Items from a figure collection
──────────────────────────────
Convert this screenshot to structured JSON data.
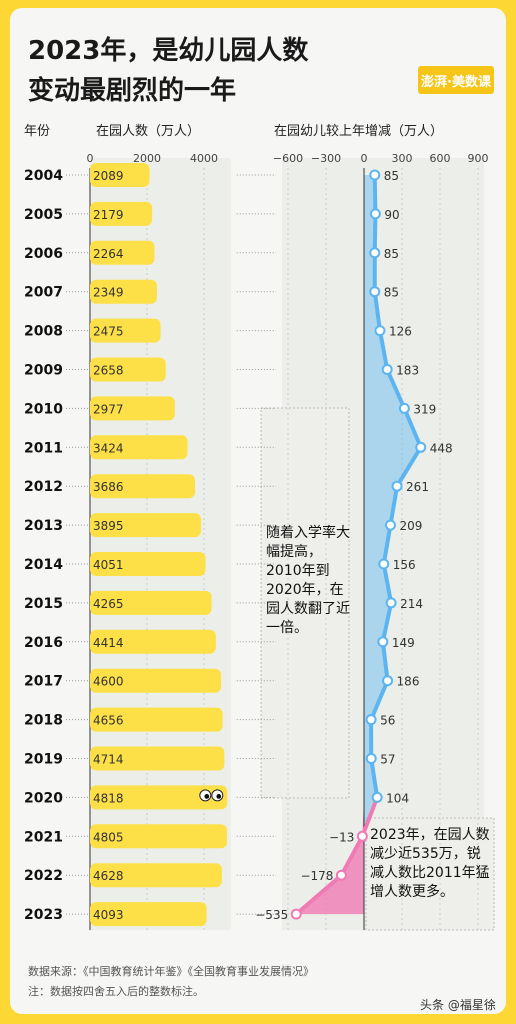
{
  "title_line1": "2023年，是幼儿园人数",
  "title_line2": "变动最剧烈的一年",
  "logo_text": "澎湃·美数课",
  "header_year": "年份",
  "header_enrolled": "在园人数（万人）",
  "header_change": "在园幼儿较上年增减（万人）",
  "note_growth": "随着入学率大幅提高，2010年到2020年，在园人数翻了近一倍。",
  "note_decline": "2023年，在园人数减少近535万，锐减人数比2011年猛增人数更多。",
  "source_line": "数据来源：《中国教育统计年鉴》《全国教育事业发展情况》",
  "note_line": "注：数据按四舍五入后的整数标注。",
  "watermark": "头条 @福星徐",
  "colors": {
    "bar": "#fde047",
    "increase": "#5cb5f0",
    "decrease": "#f07ab4",
    "background": "#fdd835"
  },
  "chart_data": [
    {
      "type": "bar",
      "orientation": "horizontal",
      "title": "在园人数（万人）",
      "categories": [
        "2004",
        "2005",
        "2006",
        "2007",
        "2008",
        "2009",
        "2010",
        "2011",
        "2012",
        "2013",
        "2014",
        "2015",
        "2016",
        "2017",
        "2018",
        "2019",
        "2020",
        "2021",
        "2022",
        "2023"
      ],
      "values": [
        2089,
        2179,
        2264,
        2349,
        2475,
        2658,
        2977,
        3424,
        3686,
        3895,
        4051,
        4265,
        4414,
        4600,
        4656,
        4714,
        4818,
        4805,
        4628,
        4093
      ],
      "xlim": [
        0,
        4800
      ],
      "ticks": [
        0,
        2000,
        4000
      ]
    },
    {
      "type": "area",
      "title": "在园幼儿较上年增减（万人）",
      "categories": [
        "2004",
        "2005",
        "2006",
        "2007",
        "2008",
        "2009",
        "2010",
        "2011",
        "2012",
        "2013",
        "2014",
        "2015",
        "2016",
        "2017",
        "2018",
        "2019",
        "2020",
        "2021",
        "2022",
        "2023"
      ],
      "values": [
        85,
        90,
        85,
        85,
        126,
        183,
        319,
        448,
        261,
        209,
        156,
        214,
        149,
        186,
        56,
        57,
        104,
        -13,
        -178,
        -535
      ],
      "xlim": [
        -600,
        900
      ],
      "ticks": [
        -600,
        -300,
        0,
        300,
        600,
        900
      ]
    }
  ]
}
──────────────────────────────
Your copy of the data above should match it exactly, except that pictures are left out.

Convert this screenshot to structured JSON data.
{
  "title_line1": "2023年，是幼儿园人数",
  "title_line2": "变动最剧烈的一年",
  "logo_text": "澎湃·美数课",
  "header_year": "年份",
  "header_enrolled": "在园人数（万人）",
  "header_change": "在园幼儿较上年增减（万人）",
  "note_growth": "随着入学率大幅提高，2010年到2020年，在园人数翻了近一倍。",
  "note_decline": "2023年，在园人数减少近535万，锐减人数比2011年猛增人数更多。",
  "source_line": "数据来源：《中国教育统计年鉴》《全国教育事业发展情况》",
  "note_line": "注：数据按四舍五入后的整数标注。",
  "watermark": "头条 @福星徐",
  "colors": {
    "bar": "#fde047",
    "increase": "#5cb5f0",
    "decrease": "#f07ab4",
    "background": "#fdd835"
  },
  "chart_data": [
    {
      "type": "bar",
      "orientation": "horizontal",
      "title": "在园人数（万人）",
      "categories": [
        "2004",
        "2005",
        "2006",
        "2007",
        "2008",
        "2009",
        "2010",
        "2011",
        "2012",
        "2013",
        "2014",
        "2015",
        "2016",
        "2017",
        "2018",
        "2019",
        "2020",
        "2021",
        "2022",
        "2023"
      ],
      "values": [
        2089,
        2179,
        2264,
        2349,
        2475,
        2658,
        2977,
        3424,
        3686,
        3895,
        4051,
        4265,
        4414,
        4600,
        4656,
        4714,
        4818,
        4805,
        4628,
        4093
      ],
      "xlim": [
        0,
        4800
      ],
      "ticks": [
        0,
        2000,
        4000
      ]
    },
    {
      "type": "area",
      "title": "在园幼儿较上年增减（万人）",
      "categories": [
        "2004",
        "2005",
        "2006",
        "2007",
        "2008",
        "2009",
        "2010",
        "2011",
        "2012",
        "2013",
        "2014",
        "2015",
        "2016",
        "2017",
        "2018",
        "2019",
        "2020",
        "2021",
        "2022",
        "2023"
      ],
      "values": [
        85,
        90,
        85,
        85,
        126,
        183,
        319,
        448,
        261,
        209,
        156,
        214,
        149,
        186,
        56,
        57,
        104,
        -13,
        -178,
        -535
      ],
      "xlim": [
        -600,
        900
      ],
      "ticks": [
        -600,
        -300,
        0,
        300,
        600,
        900
      ]
    }
  ]
}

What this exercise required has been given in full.